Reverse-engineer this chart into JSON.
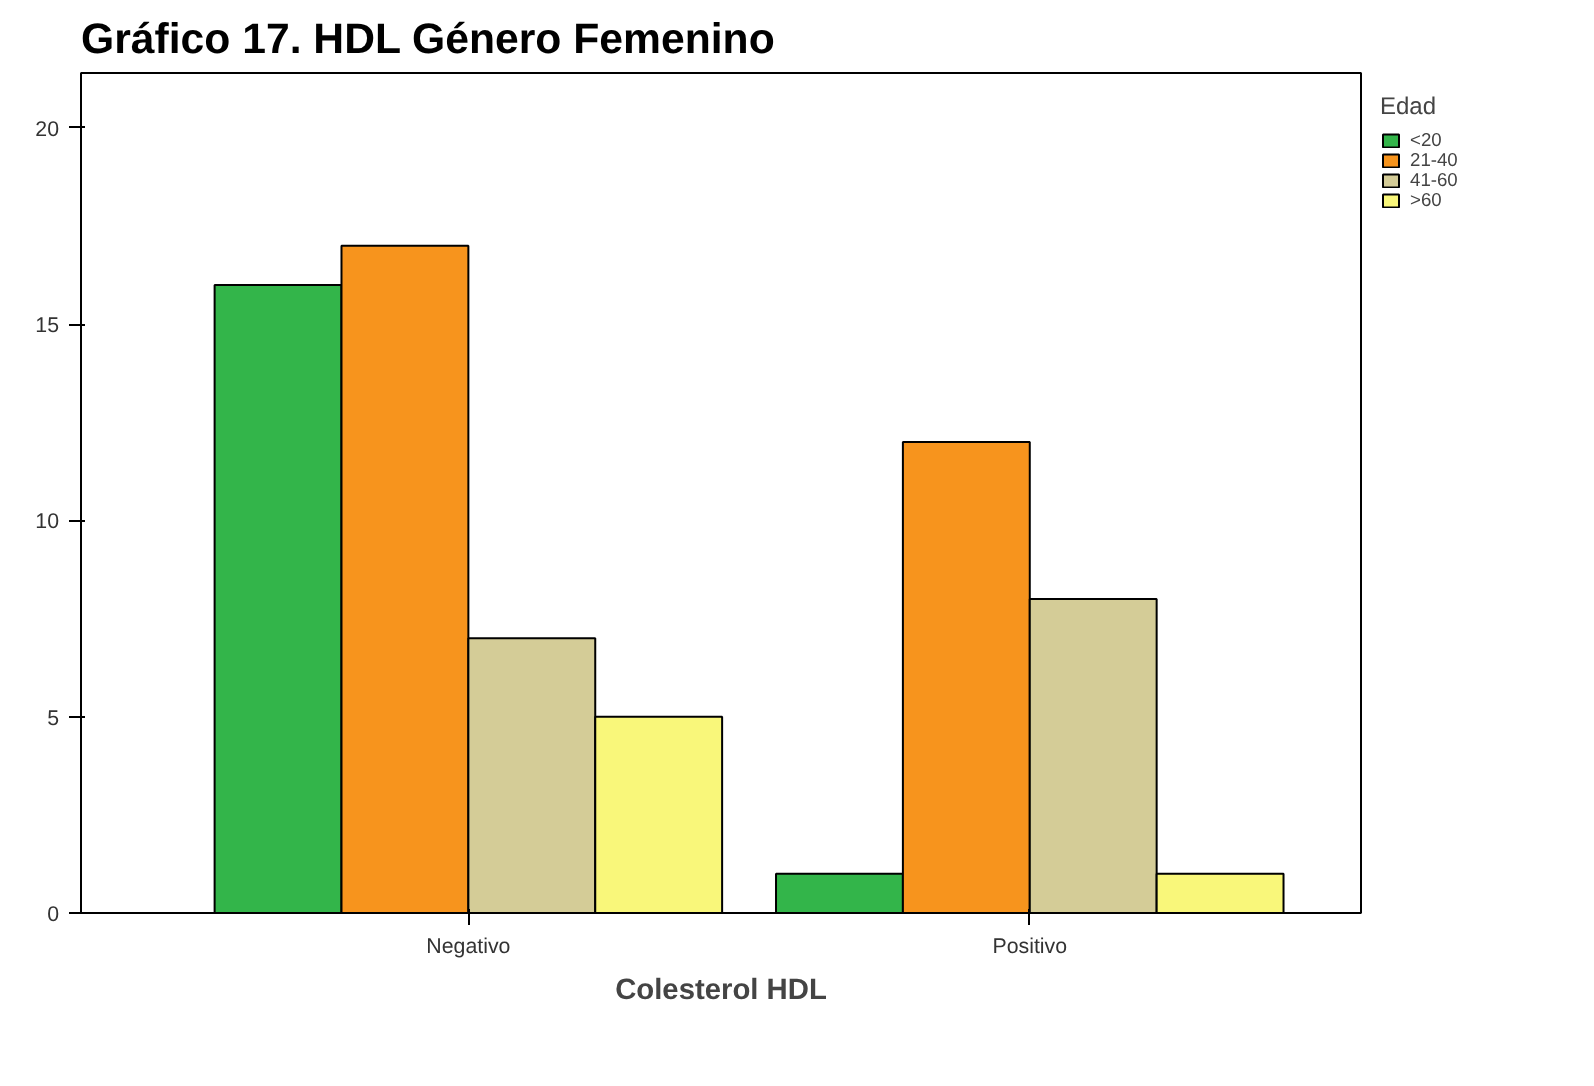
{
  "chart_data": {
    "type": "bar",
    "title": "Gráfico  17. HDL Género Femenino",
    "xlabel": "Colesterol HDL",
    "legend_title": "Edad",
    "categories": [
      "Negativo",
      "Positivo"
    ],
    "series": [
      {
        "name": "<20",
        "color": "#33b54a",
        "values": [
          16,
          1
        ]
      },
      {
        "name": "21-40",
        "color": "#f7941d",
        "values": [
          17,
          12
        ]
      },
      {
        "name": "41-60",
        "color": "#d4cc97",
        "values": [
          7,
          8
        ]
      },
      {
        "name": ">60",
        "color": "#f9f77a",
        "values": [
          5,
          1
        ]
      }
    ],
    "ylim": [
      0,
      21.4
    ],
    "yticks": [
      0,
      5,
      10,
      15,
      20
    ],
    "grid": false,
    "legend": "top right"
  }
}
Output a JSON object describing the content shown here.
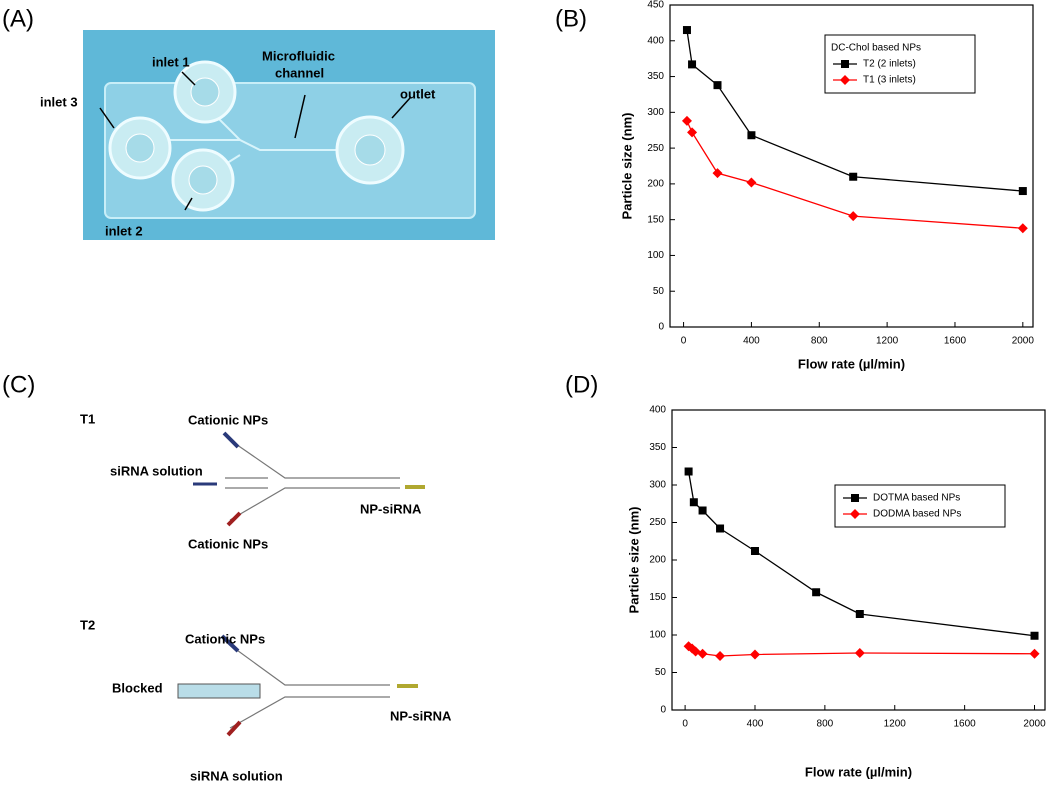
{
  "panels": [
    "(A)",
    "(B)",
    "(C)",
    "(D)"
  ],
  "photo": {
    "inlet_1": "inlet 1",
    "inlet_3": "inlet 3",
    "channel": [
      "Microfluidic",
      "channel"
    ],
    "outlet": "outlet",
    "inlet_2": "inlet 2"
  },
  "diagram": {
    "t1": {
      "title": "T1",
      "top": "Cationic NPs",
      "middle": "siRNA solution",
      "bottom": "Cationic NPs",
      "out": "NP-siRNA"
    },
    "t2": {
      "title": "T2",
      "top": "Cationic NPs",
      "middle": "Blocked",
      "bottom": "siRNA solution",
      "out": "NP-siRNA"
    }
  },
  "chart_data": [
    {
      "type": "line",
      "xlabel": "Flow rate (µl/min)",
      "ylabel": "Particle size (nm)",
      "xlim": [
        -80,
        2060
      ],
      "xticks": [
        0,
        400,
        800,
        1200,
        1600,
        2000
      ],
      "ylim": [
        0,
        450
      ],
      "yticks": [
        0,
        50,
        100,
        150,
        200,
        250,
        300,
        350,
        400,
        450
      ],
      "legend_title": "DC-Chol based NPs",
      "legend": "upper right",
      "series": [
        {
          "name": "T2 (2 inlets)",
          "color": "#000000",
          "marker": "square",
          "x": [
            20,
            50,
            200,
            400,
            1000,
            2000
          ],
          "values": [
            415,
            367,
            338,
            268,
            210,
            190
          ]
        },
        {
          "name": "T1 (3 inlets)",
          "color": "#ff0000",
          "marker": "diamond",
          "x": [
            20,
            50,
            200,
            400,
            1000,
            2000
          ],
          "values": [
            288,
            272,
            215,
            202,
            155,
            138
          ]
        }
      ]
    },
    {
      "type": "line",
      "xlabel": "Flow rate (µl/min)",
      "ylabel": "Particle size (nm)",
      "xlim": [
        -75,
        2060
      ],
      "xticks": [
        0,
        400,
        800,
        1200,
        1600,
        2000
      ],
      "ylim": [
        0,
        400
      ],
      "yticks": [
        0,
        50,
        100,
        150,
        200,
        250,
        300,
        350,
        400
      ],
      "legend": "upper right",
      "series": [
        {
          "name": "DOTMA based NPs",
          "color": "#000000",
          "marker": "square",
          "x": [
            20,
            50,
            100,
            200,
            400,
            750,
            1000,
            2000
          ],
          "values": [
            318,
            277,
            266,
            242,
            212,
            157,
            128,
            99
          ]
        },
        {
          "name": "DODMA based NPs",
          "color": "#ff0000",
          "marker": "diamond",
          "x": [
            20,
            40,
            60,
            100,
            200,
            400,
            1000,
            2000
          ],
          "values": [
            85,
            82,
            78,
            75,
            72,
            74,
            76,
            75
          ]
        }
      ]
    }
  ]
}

+++

## Exercise task
Return the listing above unchanged, apart from dropping its pictures.

## Task output
Reverse-engineer this chart into JSON.
{
  "chart_data": {
    "type": "bar",
    "title": "Gráfico  17. HDL Género Femenino",
    "xlabel": "Colesterol HDL",
    "legend_title": "Edad",
    "categories": [
      "Negativo",
      "Positivo"
    ],
    "series": [
      {
        "name": "<20",
        "color": "#33b54a",
        "values": [
          16,
          1
        ]
      },
      {
        "name": "21-40",
        "color": "#f7941d",
        "values": [
          17,
          12
        ]
      },
      {
        "name": "41-60",
        "color": "#d4cc97",
        "values": [
          7,
          8
        ]
      },
      {
        "name": ">60",
        "color": "#f9f77a",
        "values": [
          5,
          1
        ]
      }
    ],
    "ylim": [
      0,
      21.4
    ],
    "yticks": [
      0,
      5,
      10,
      15,
      20
    ],
    "grid": false,
    "legend": "top right"
  }
}
Output a JSON object describing the content shown here.
{
  "panels": [
    "(A)",
    "(B)",
    "(C)",
    "(D)"
  ],
  "photo": {
    "inlet_1": "inlet 1",
    "inlet_3": "inlet 3",
    "channel": [
      "Microfluidic",
      "channel"
    ],
    "outlet": "outlet",
    "inlet_2": "inlet 2"
  },
  "diagram": {
    "t1": {
      "title": "T1",
      "top": "Cationic NPs",
      "middle": "siRNA solution",
      "bottom": "Cationic NPs",
      "out": "NP-siRNA"
    },
    "t2": {
      "title": "T2",
      "top": "Cationic NPs",
      "middle": "Blocked",
      "bottom": "siRNA solution",
      "out": "NP-siRNA"
    }
  },
  "chart_data": [
    {
      "type": "line",
      "xlabel": "Flow rate (µl/min)",
      "ylabel": "Particle size (nm)",
      "xlim": [
        -80,
        2060
      ],
      "xticks": [
        0,
        400,
        800,
        1200,
        1600,
        2000
      ],
      "ylim": [
        0,
        450
      ],
      "yticks": [
        0,
        50,
        100,
        150,
        200,
        250,
        300,
        350,
        400,
        450
      ],
      "legend_title": "DC-Chol based NPs",
      "legend": "upper right",
      "series": [
        {
          "name": "T2 (2 inlets)",
          "color": "#000000",
          "marker": "square",
          "x": [
            20,
            50,
            200,
            400,
            1000,
            2000
          ],
          "values": [
            415,
            367,
            338,
            268,
            210,
            190
          ]
        },
        {
          "name": "T1 (3 inlets)",
          "color": "#ff0000",
          "marker": "diamond",
          "x": [
            20,
            50,
            200,
            400,
            1000,
            2000
          ],
          "values": [
            288,
            272,
            215,
            202,
            155,
            138
          ]
        }
      ]
    },
    {
      "type": "line",
      "xlabel": "Flow rate (µl/min)",
      "ylabel": "Particle size (nm)",
      "xlim": [
        -75,
        2060
      ],
      "xticks": [
        0,
        400,
        800,
        1200,
        1600,
        2000
      ],
      "ylim": [
        0,
        400
      ],
      "yticks": [
        0,
        50,
        100,
        150,
        200,
        250,
        300,
        350,
        400
      ],
      "legend": "upper right",
      "series": [
        {
          "name": "DOTMA based NPs",
          "color": "#000000",
          "marker": "square",
          "x": [
            20,
            50,
            100,
            200,
            400,
            750,
            1000,
            2000
          ],
          "values": [
            318,
            277,
            266,
            242,
            212,
            157,
            128,
            99
          ]
        },
        {
          "name": "DODMA based NPs",
          "color": "#ff0000",
          "marker": "diamond",
          "x": [
            20,
            40,
            60,
            100,
            200,
            400,
            1000,
            2000
          ],
          "values": [
            85,
            82,
            78,
            75,
            72,
            74,
            76,
            75
          ]
        }
      ]
    }
  ]
}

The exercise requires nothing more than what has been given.